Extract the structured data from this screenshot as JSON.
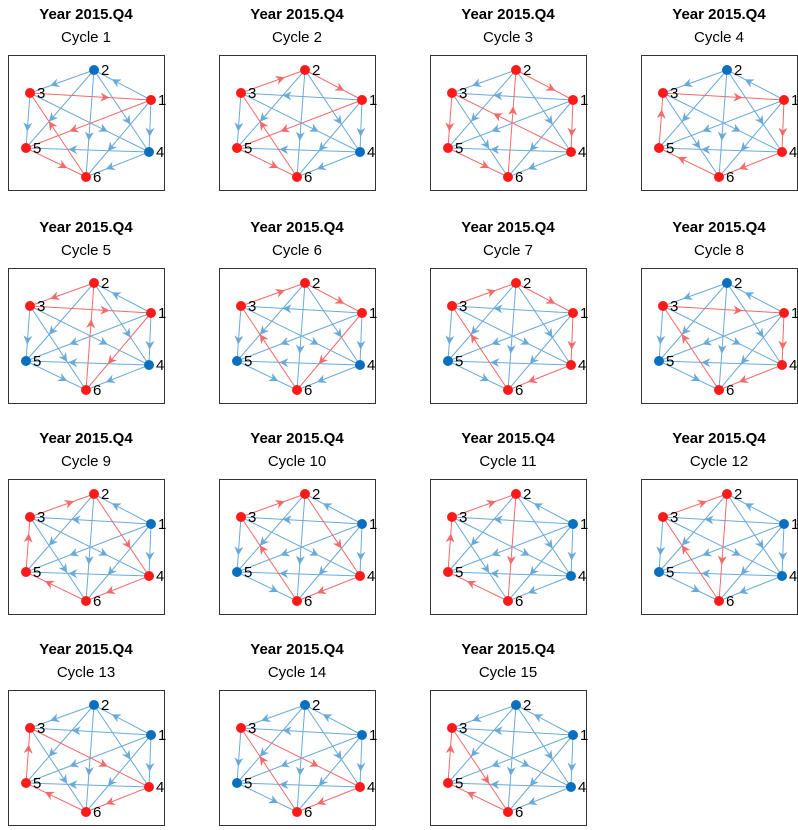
{
  "node_labels": [
    "1",
    "2",
    "3",
    "4",
    "5",
    "6"
  ],
  "node_colors": {
    "in_cycle": "#ff1a1a",
    "other": "#0b6fbf"
  },
  "edge_colors": {
    "in_cycle": "#f26a6a",
    "other": "#6aaad8"
  },
  "panels": [
    {
      "title": "Year 2015.Q4",
      "subtitle": "Cycle 1",
      "cycle": [
        "3",
        "1",
        "5",
        "6"
      ]
    },
    {
      "title": "Year 2015.Q4",
      "subtitle": "Cycle 2",
      "cycle": [
        "3",
        "2",
        "1",
        "5",
        "6"
      ]
    },
    {
      "title": "Year 2015.Q4",
      "subtitle": "Cycle 3",
      "cycle": [
        "2",
        "1",
        "4",
        "3",
        "5",
        "6"
      ]
    },
    {
      "title": "Year 2015.Q4",
      "subtitle": "Cycle 4",
      "cycle": [
        "3",
        "1",
        "4",
        "6",
        "5"
      ]
    },
    {
      "title": "Year 2015.Q4",
      "subtitle": "Cycle 5",
      "cycle": [
        "3",
        "1",
        "6",
        "2"
      ]
    },
    {
      "title": "Year 2015.Q4",
      "subtitle": "Cycle 6",
      "cycle": [
        "3",
        "2",
        "1",
        "6"
      ]
    },
    {
      "title": "Year 2015.Q4",
      "subtitle": "Cycle 7",
      "cycle": [
        "3",
        "2",
        "1",
        "4",
        "6"
      ]
    },
    {
      "title": "Year 2015.Q4",
      "subtitle": "Cycle 8",
      "cycle": [
        "3",
        "1",
        "4",
        "6"
      ]
    },
    {
      "title": "Year 2015.Q4",
      "subtitle": "Cycle 9",
      "cycle": [
        "3",
        "2",
        "4",
        "6",
        "5"
      ]
    },
    {
      "title": "Year 2015.Q4",
      "subtitle": "Cycle 10",
      "cycle": [
        "3",
        "2",
        "4",
        "6"
      ]
    },
    {
      "title": "Year 2015.Q4",
      "subtitle": "Cycle 11",
      "cycle": [
        "3",
        "2",
        "6",
        "5"
      ]
    },
    {
      "title": "Year 2015.Q4",
      "subtitle": "Cycle 12",
      "cycle": [
        "3",
        "2",
        "6"
      ]
    },
    {
      "title": "Year 2015.Q4",
      "subtitle": "Cycle 13",
      "cycle": [
        "3",
        "4",
        "6",
        "5"
      ]
    },
    {
      "title": "Year 2015.Q4",
      "subtitle": "Cycle 14",
      "cycle": [
        "3",
        "4",
        "6"
      ]
    },
    {
      "title": "Year 2015.Q4",
      "subtitle": "Cycle 15",
      "cycle": [
        "3",
        "6",
        "5"
      ]
    }
  ]
}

-*-

Print the whole listing above once more, word for word, without its pictures.

*Worked solution*.
Extract the structured data from this screenshot as JSON.
{
  "node_labels": [
    "1",
    "2",
    "3",
    "4",
    "5",
    "6"
  ],
  "node_colors": {
    "in_cycle": "#ff1a1a",
    "other": "#0b6fbf"
  },
  "edge_colors": {
    "in_cycle": "#f26a6a",
    "other": "#6aaad8"
  },
  "panels": [
    {
      "title": "Year 2015.Q4",
      "subtitle": "Cycle 1",
      "cycle": [
        "3",
        "1",
        "5",
        "6"
      ]
    },
    {
      "title": "Year 2015.Q4",
      "subtitle": "Cycle 2",
      "cycle": [
        "3",
        "2",
        "1",
        "5",
        "6"
      ]
    },
    {
      "title": "Year 2015.Q4",
      "subtitle": "Cycle 3",
      "cycle": [
        "2",
        "1",
        "4",
        "3",
        "5",
        "6"
      ]
    },
    {
      "title": "Year 2015.Q4",
      "subtitle": "Cycle 4",
      "cycle": [
        "3",
        "1",
        "4",
        "6",
        "5"
      ]
    },
    {
      "title": "Year 2015.Q4",
      "subtitle": "Cycle 5",
      "cycle": [
        "3",
        "1",
        "6",
        "2"
      ]
    },
    {
      "title": "Year 2015.Q4",
      "subtitle": "Cycle 6",
      "cycle": [
        "3",
        "2",
        "1",
        "6"
      ]
    },
    {
      "title": "Year 2015.Q4",
      "subtitle": "Cycle 7",
      "cycle": [
        "3",
        "2",
        "1",
        "4",
        "6"
      ]
    },
    {
      "title": "Year 2015.Q4",
      "subtitle": "Cycle 8",
      "cycle": [
        "3",
        "1",
        "4",
        "6"
      ]
    },
    {
      "title": "Year 2015.Q4",
      "subtitle": "Cycle 9",
      "cycle": [
        "3",
        "2",
        "4",
        "6",
        "5"
      ]
    },
    {
      "title": "Year 2015.Q4",
      "subtitle": "Cycle 10",
      "cycle": [
        "3",
        "2",
        "4",
        "6"
      ]
    },
    {
      "title": "Year 2015.Q4",
      "subtitle": "Cycle 11",
      "cycle": [
        "3",
        "2",
        "6",
        "5"
      ]
    },
    {
      "title": "Year 2015.Q4",
      "subtitle": "Cycle 12",
      "cycle": [
        "3",
        "2",
        "6"
      ]
    },
    {
      "title": "Year 2015.Q4",
      "subtitle": "Cycle 13",
      "cycle": [
        "3",
        "4",
        "6",
        "5"
      ]
    },
    {
      "title": "Year 2015.Q4",
      "subtitle": "Cycle 14",
      "cycle": [
        "3",
        "4",
        "6"
      ]
    },
    {
      "title": "Year 2015.Q4",
      "subtitle": "Cycle 15",
      "cycle": [
        "3",
        "6",
        "5"
      ]
    }
  ]
}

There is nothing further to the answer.